#### Data supplied

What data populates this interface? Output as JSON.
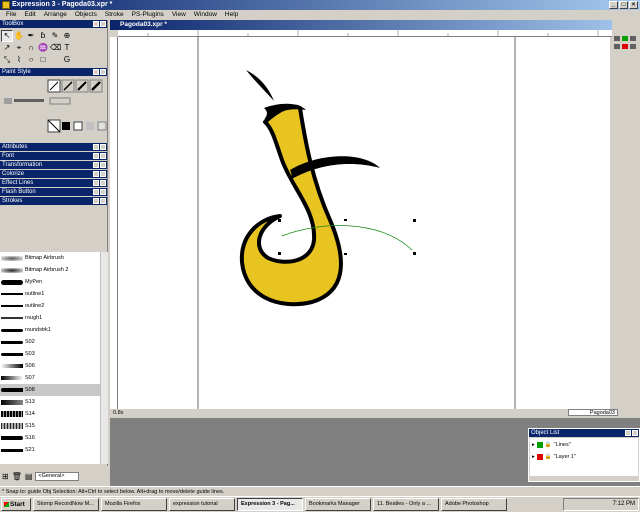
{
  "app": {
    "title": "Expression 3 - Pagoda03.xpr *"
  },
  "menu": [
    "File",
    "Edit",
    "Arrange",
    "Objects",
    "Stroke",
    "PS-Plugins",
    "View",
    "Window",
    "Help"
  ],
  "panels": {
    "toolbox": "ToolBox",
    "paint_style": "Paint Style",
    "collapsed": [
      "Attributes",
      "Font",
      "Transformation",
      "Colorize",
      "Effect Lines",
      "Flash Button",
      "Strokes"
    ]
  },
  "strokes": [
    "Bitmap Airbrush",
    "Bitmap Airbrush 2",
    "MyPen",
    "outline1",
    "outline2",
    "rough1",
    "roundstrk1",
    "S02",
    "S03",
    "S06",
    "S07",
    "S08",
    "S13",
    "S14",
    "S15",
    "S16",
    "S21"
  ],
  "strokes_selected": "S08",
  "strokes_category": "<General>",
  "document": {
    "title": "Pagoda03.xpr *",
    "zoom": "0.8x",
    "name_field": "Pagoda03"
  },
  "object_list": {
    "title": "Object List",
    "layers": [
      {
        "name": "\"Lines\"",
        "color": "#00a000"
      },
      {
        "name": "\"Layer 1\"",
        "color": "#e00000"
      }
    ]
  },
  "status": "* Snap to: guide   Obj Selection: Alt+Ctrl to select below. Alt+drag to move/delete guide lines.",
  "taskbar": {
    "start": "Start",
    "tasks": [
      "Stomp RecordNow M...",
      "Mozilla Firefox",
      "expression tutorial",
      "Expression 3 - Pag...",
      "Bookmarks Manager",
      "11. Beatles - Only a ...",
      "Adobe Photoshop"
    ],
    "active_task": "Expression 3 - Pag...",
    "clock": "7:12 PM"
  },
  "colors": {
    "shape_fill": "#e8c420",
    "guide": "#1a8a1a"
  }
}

########
#### Data supplied

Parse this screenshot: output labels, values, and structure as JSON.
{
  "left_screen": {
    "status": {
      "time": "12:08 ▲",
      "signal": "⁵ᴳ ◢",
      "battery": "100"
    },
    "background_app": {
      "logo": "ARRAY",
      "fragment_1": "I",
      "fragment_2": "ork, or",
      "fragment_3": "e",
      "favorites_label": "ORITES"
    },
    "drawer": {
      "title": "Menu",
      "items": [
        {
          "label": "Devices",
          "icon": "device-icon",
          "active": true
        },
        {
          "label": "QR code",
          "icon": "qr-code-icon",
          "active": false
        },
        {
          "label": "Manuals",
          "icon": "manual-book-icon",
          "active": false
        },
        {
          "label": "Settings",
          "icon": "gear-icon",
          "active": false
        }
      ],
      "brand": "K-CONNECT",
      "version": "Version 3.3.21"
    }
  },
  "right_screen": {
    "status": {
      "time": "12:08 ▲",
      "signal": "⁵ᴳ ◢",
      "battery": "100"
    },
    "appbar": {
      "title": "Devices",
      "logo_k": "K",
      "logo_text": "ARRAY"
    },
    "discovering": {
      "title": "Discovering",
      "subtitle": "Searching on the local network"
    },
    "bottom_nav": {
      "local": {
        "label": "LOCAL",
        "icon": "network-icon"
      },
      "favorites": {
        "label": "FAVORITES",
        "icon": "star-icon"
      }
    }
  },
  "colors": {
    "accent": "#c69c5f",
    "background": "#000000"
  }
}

########

• _What is expected_:
Pull every line containing the word "network" out of the material.

• _Answer_:
      "subtitle": "Searching on the local network"
        "icon": "network-icon"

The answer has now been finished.